### Data for the task
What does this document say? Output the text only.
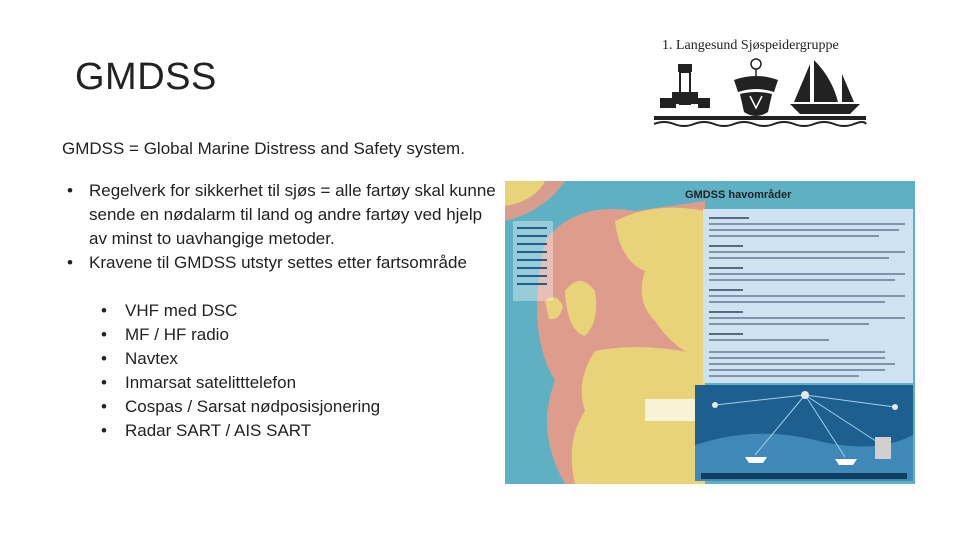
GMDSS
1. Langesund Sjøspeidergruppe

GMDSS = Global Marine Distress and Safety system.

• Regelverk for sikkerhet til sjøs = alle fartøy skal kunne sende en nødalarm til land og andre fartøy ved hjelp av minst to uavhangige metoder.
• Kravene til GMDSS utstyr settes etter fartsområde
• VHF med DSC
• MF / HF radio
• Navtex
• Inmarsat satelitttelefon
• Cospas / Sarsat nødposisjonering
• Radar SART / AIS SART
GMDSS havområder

...

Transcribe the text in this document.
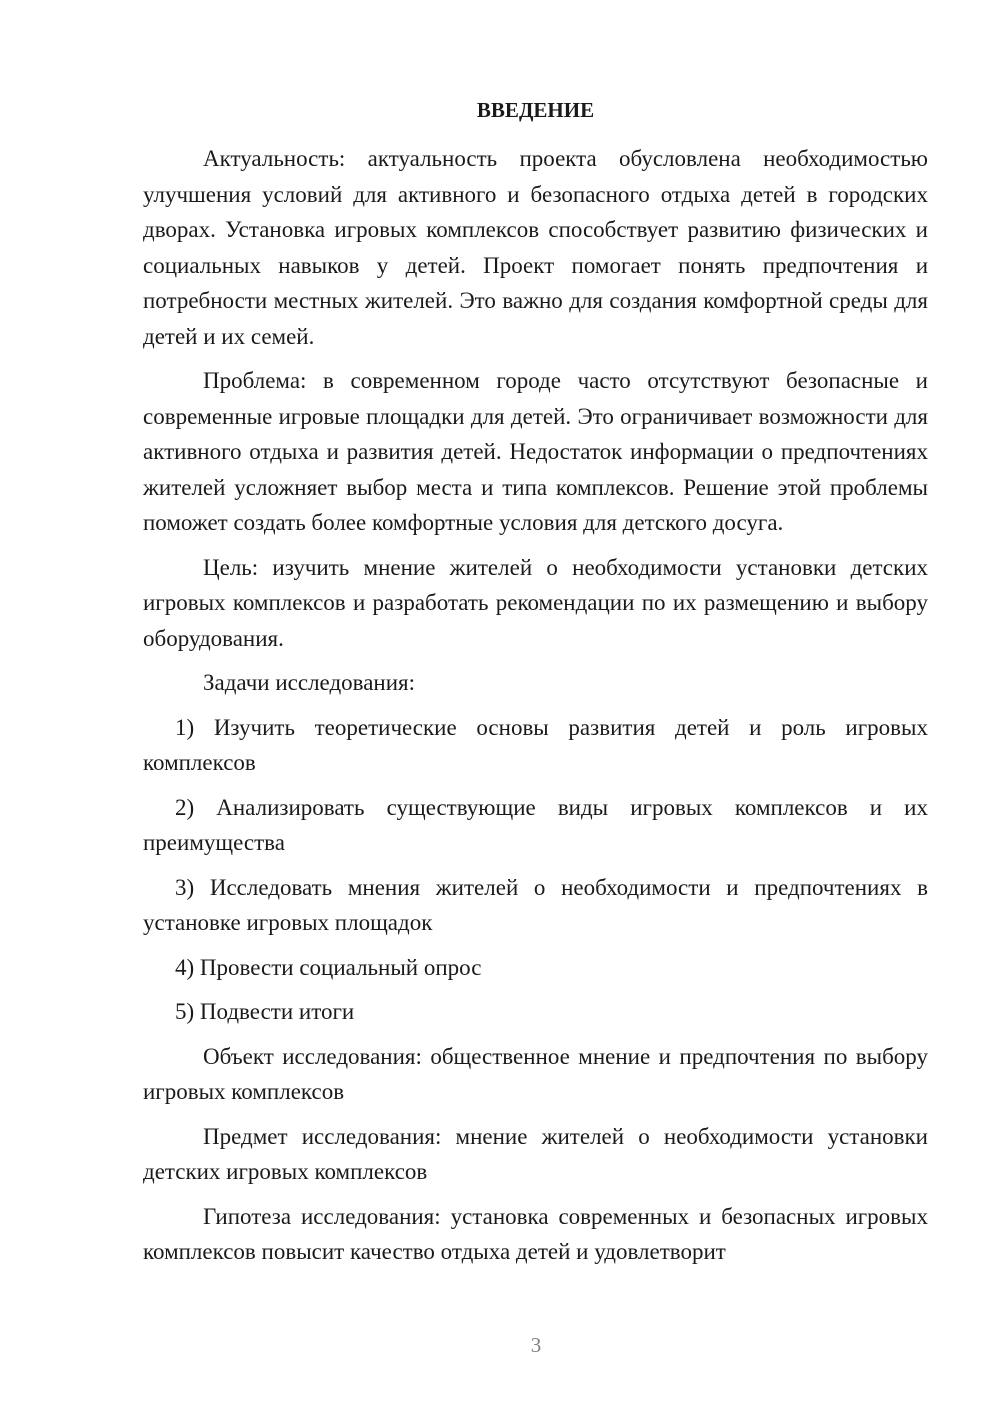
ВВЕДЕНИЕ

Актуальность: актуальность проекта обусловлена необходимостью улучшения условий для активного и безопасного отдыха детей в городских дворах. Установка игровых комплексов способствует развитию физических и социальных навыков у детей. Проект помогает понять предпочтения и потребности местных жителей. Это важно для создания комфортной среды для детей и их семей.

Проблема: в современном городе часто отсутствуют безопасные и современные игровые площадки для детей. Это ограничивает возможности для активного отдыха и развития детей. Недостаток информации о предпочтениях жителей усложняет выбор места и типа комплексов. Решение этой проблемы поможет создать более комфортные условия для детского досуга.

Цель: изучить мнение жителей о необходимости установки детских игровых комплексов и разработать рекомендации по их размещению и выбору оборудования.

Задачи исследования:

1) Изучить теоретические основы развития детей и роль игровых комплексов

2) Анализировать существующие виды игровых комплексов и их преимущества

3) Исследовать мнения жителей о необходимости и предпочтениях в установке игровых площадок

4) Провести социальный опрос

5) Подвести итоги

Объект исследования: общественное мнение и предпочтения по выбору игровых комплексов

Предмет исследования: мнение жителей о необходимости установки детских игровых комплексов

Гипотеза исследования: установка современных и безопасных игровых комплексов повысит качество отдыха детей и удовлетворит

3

### Request
In the entries above, how many lines contain the word "text"? Answer with the number only.

### Solution for this problem
2